**THE PROBLEM**
Give the number of lines that contain the string "role", and nothing else.

**PROVIDED RECORDS**
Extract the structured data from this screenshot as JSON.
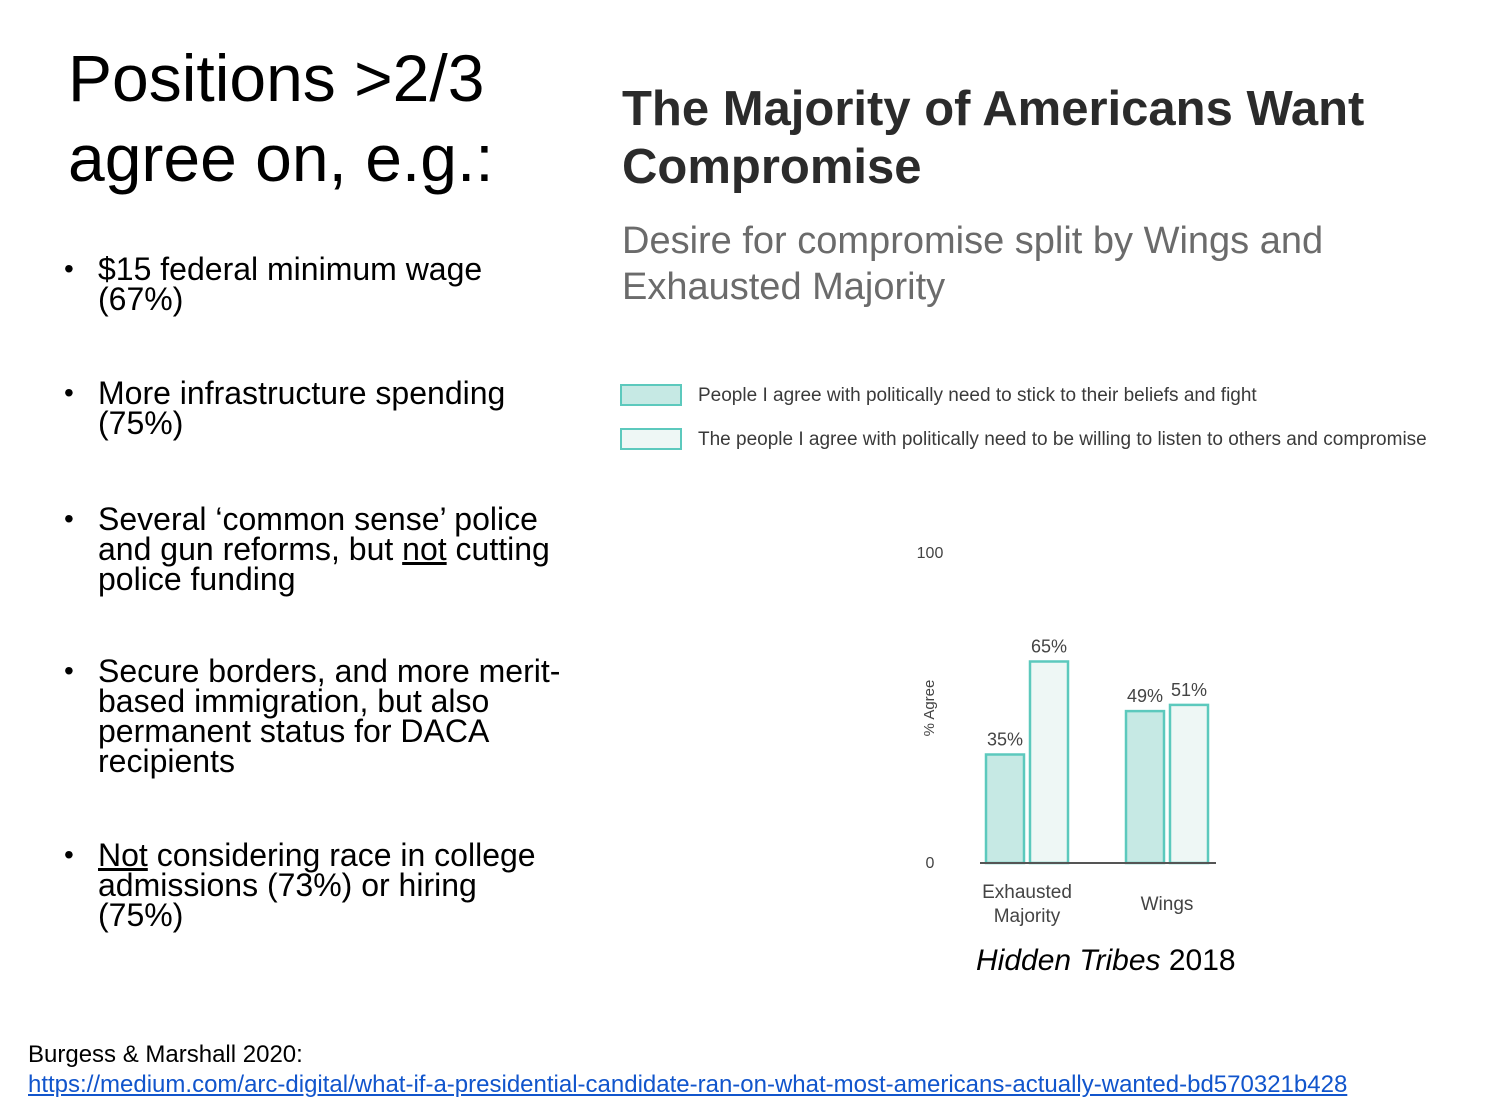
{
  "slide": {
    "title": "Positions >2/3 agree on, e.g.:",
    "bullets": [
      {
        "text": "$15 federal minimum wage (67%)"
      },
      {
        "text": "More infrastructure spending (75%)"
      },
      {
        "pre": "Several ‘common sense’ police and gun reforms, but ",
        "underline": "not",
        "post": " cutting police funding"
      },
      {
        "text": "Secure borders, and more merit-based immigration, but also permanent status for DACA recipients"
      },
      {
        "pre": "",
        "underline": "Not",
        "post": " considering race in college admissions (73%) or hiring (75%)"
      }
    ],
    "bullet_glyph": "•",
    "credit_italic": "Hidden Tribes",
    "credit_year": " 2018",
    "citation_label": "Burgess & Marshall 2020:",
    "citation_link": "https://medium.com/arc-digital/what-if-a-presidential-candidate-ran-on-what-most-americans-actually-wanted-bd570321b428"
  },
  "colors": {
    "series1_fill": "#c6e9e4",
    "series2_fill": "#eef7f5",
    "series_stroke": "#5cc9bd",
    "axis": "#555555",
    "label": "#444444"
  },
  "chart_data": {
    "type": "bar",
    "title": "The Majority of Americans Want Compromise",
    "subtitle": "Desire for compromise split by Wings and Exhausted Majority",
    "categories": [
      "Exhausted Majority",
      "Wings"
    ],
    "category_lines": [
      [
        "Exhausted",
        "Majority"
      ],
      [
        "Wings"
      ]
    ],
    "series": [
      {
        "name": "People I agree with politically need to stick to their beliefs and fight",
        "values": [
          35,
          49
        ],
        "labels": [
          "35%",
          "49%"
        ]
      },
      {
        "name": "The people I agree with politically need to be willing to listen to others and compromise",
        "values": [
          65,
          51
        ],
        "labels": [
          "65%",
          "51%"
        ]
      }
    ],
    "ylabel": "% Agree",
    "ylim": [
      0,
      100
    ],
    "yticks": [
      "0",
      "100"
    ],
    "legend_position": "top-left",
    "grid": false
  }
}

---

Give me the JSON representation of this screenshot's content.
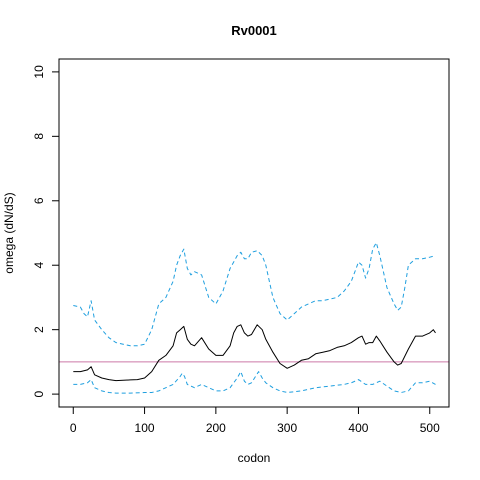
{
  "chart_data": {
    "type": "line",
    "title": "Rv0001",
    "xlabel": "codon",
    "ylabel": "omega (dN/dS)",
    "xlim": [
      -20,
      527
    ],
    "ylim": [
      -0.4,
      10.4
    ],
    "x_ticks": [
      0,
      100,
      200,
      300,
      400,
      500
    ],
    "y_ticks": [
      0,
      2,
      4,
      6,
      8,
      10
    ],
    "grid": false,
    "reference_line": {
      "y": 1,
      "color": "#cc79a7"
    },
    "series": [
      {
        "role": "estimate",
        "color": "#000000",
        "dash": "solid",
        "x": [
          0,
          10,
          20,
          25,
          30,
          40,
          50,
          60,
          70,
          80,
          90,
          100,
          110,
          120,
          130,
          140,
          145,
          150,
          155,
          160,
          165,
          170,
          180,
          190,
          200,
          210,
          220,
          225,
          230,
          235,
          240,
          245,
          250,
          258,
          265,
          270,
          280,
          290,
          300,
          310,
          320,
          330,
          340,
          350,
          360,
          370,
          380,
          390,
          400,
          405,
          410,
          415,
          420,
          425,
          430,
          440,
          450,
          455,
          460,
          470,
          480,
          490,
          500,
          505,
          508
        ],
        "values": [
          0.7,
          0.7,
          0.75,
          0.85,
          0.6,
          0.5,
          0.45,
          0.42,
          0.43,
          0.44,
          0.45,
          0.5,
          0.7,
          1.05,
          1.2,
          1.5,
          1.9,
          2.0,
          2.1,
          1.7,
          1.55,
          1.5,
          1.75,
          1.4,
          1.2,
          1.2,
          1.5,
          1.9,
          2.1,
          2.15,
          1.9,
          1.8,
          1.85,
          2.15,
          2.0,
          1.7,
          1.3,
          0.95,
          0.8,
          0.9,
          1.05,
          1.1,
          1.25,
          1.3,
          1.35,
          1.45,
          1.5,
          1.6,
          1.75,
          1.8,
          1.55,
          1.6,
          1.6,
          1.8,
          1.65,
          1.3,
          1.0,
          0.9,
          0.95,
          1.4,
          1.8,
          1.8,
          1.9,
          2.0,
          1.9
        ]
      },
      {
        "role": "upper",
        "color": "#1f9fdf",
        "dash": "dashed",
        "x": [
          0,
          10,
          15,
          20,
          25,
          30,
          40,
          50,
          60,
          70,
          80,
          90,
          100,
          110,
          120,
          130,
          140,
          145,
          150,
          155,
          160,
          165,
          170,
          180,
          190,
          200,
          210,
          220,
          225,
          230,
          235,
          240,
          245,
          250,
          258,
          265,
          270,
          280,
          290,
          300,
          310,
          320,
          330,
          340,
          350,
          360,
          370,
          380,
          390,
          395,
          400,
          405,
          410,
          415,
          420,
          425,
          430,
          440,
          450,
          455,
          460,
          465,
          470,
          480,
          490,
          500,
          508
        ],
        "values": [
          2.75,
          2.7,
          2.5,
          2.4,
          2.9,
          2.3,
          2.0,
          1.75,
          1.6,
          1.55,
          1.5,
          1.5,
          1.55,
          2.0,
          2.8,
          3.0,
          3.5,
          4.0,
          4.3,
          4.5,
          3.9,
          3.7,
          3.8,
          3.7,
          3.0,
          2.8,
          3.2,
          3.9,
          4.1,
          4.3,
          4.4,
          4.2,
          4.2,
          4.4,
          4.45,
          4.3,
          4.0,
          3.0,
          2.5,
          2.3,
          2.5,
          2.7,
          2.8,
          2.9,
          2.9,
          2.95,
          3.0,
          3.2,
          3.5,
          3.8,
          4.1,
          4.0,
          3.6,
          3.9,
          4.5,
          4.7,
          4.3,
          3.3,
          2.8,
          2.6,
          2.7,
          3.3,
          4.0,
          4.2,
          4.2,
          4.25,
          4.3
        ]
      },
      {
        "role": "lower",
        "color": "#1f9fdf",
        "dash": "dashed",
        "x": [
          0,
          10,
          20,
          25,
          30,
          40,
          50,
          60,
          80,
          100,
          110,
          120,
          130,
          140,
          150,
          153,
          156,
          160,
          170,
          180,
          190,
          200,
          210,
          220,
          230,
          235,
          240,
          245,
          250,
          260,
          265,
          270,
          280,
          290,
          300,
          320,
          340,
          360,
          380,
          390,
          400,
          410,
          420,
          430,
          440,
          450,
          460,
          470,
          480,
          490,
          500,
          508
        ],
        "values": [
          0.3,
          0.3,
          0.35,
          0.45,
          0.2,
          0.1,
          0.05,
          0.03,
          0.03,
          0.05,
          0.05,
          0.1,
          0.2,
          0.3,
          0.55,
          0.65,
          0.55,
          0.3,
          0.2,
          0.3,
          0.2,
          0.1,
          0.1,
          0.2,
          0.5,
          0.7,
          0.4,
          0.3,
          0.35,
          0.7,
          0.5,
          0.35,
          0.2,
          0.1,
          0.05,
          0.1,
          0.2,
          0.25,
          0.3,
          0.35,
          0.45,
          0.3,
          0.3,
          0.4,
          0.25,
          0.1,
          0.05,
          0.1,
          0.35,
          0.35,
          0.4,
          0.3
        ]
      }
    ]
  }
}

...

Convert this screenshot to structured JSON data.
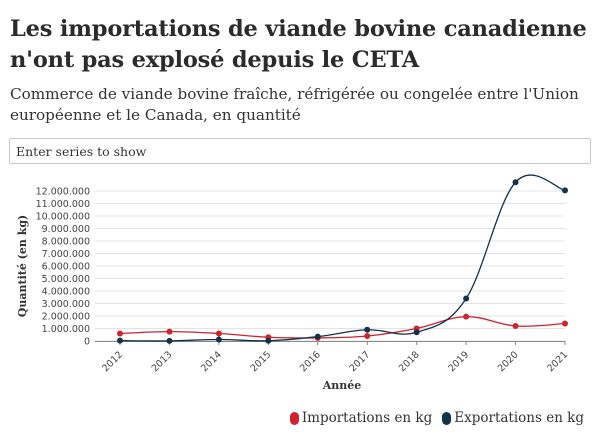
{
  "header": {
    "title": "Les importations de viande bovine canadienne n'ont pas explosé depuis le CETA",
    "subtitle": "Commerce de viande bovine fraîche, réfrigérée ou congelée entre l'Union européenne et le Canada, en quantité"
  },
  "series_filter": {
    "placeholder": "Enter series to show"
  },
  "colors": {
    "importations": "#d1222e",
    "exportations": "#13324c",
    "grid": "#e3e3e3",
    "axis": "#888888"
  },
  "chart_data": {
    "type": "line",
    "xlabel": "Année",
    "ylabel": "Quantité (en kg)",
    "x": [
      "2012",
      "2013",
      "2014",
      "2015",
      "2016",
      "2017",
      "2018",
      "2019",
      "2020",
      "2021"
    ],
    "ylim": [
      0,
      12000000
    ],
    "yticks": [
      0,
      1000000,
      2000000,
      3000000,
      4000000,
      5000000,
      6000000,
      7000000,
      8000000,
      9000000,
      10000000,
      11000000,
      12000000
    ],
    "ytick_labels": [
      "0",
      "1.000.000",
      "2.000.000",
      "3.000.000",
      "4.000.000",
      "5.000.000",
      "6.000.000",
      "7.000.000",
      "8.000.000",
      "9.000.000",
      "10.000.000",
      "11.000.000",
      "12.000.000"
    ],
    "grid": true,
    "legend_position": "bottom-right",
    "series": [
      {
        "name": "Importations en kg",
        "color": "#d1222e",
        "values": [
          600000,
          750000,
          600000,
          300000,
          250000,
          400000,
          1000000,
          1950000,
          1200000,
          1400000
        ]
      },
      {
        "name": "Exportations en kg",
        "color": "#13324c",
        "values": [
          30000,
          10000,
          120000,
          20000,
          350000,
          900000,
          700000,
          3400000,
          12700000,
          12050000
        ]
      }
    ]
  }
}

**ANSWER TO THIS EXERCISE**
3